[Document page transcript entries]
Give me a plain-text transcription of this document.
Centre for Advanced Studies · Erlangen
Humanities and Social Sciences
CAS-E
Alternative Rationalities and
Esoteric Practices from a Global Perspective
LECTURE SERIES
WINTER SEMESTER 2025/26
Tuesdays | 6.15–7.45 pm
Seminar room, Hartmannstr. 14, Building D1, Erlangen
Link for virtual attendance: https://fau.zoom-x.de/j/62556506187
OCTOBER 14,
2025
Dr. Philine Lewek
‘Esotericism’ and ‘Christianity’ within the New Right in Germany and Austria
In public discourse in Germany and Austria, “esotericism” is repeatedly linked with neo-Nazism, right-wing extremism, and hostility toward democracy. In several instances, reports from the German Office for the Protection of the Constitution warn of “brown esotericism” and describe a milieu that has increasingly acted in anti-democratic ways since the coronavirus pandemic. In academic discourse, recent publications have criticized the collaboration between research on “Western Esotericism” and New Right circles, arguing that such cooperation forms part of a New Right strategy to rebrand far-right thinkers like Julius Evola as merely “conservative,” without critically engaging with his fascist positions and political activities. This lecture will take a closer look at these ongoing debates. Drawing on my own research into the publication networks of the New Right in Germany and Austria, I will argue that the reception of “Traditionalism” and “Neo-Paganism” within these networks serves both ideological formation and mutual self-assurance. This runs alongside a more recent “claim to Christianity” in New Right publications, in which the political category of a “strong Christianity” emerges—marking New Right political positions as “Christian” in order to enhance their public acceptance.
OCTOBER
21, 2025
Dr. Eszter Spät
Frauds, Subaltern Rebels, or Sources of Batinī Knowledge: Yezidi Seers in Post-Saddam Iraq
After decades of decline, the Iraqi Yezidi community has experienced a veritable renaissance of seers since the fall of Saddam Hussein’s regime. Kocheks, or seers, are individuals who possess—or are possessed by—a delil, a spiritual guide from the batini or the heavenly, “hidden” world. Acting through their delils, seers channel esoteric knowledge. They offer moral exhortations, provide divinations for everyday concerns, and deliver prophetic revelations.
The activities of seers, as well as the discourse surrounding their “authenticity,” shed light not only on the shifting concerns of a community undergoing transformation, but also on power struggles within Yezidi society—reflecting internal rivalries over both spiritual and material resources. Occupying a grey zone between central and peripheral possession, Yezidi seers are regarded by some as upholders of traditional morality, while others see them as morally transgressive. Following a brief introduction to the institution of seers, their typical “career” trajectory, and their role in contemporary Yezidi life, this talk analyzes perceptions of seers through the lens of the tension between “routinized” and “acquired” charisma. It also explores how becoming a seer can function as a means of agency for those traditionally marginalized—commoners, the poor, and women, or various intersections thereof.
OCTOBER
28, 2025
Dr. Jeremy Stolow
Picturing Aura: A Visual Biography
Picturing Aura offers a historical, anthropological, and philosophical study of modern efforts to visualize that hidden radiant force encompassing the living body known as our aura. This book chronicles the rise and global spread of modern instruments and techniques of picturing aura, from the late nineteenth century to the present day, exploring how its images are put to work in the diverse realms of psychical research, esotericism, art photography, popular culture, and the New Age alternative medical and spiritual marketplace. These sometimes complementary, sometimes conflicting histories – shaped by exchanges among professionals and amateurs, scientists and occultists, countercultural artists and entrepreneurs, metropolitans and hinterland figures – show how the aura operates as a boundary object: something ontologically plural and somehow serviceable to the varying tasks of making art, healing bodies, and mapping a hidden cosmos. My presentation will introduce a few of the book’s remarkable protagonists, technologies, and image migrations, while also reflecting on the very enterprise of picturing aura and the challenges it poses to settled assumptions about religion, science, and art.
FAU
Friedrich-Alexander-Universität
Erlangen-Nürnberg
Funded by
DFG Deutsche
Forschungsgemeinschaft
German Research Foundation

TRY IT: For every line in the data above that holds "Erlangen", return the line itself.

ANSWER BELOW:
Centre for Advanced Studies · Erlangen
Seminar room, Hartmannstr. 14, Building D1, Erlangen
Erlangen-Nürnberg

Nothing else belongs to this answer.